Written request = Read the entries below and pull out each line with the string "Limit".

Dataset extract =

###

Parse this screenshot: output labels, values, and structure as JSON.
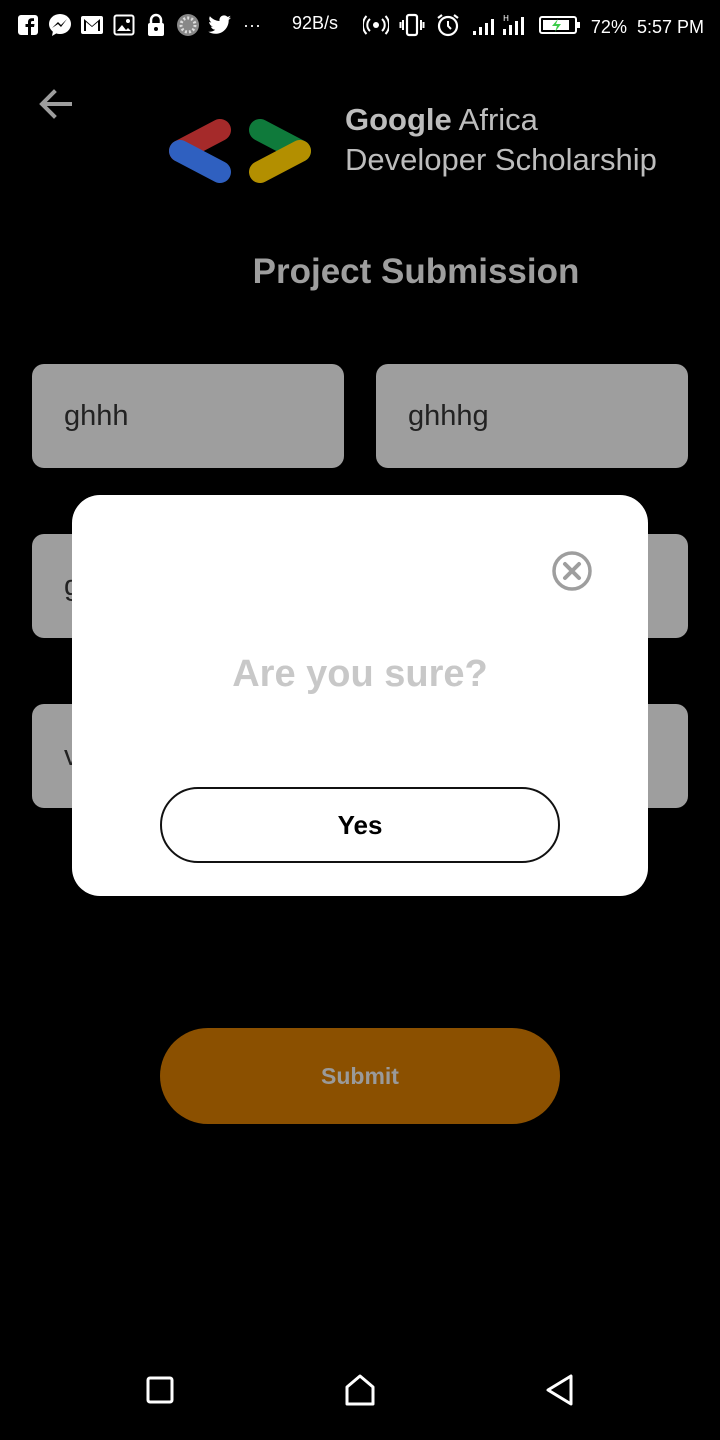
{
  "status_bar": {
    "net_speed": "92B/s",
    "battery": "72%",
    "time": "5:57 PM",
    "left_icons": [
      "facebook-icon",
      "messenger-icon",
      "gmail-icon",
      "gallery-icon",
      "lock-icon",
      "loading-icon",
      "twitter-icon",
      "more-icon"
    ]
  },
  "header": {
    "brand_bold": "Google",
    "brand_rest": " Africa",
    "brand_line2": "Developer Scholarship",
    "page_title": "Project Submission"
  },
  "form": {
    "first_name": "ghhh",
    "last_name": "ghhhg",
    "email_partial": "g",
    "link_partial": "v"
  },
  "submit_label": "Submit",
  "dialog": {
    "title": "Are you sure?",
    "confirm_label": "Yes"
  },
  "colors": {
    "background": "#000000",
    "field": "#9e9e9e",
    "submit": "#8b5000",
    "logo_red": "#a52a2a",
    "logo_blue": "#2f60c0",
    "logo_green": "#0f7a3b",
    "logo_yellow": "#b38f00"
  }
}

###

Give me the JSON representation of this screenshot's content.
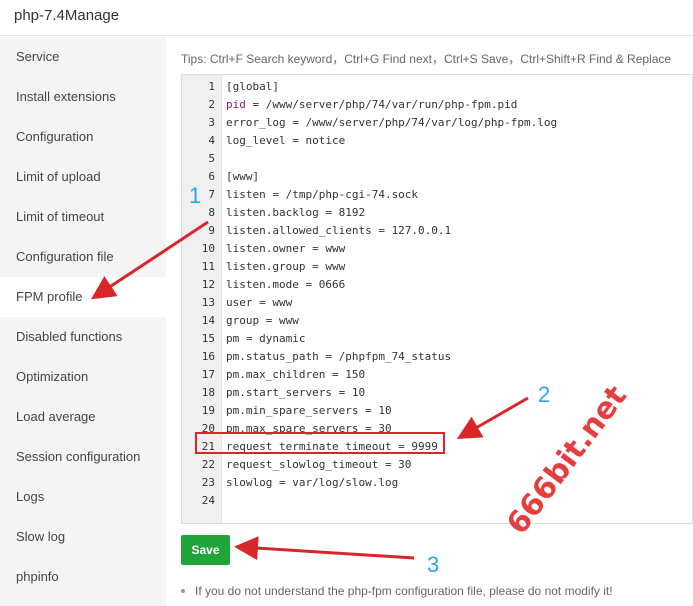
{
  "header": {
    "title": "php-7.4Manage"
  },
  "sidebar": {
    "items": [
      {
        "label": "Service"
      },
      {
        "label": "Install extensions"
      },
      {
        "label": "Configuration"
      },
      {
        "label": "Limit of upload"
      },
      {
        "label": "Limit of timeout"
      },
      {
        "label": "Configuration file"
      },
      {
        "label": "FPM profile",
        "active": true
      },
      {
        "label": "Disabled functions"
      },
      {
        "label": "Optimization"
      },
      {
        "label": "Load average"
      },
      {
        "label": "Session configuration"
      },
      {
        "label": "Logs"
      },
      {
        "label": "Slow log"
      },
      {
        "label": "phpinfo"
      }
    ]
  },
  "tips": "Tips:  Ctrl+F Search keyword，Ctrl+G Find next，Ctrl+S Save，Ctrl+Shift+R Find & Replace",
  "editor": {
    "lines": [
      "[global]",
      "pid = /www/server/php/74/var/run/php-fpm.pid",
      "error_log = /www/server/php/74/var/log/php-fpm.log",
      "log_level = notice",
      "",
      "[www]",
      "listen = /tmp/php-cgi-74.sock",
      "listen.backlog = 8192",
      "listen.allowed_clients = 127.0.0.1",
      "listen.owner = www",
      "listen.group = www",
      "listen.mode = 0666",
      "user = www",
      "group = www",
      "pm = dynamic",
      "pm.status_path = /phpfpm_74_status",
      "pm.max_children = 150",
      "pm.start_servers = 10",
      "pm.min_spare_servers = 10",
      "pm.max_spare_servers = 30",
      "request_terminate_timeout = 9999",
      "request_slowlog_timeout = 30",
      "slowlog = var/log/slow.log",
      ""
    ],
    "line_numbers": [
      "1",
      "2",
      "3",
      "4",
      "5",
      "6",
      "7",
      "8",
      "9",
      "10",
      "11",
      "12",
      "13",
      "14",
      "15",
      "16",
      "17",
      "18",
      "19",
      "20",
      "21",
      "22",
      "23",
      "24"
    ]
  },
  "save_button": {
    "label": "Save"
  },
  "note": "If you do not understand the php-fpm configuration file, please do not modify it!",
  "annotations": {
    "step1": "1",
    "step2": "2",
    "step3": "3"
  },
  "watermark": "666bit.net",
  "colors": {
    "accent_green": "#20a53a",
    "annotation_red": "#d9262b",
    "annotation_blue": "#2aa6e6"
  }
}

###

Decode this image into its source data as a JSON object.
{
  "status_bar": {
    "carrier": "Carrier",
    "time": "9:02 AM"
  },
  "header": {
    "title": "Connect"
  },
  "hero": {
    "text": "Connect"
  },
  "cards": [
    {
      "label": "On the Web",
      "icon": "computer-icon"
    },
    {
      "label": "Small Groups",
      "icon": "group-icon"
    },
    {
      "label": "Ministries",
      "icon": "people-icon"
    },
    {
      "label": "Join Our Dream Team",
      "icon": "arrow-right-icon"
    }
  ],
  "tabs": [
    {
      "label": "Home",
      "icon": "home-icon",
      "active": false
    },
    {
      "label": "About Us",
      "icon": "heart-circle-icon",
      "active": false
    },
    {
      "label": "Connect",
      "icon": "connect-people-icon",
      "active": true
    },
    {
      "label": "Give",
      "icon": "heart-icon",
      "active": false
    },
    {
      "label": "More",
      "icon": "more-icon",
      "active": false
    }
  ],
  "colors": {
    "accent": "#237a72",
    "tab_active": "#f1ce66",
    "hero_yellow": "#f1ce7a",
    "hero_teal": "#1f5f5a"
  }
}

###

Finished task =
        "label": "Limit of upload"
        "label": "Limit of timeout"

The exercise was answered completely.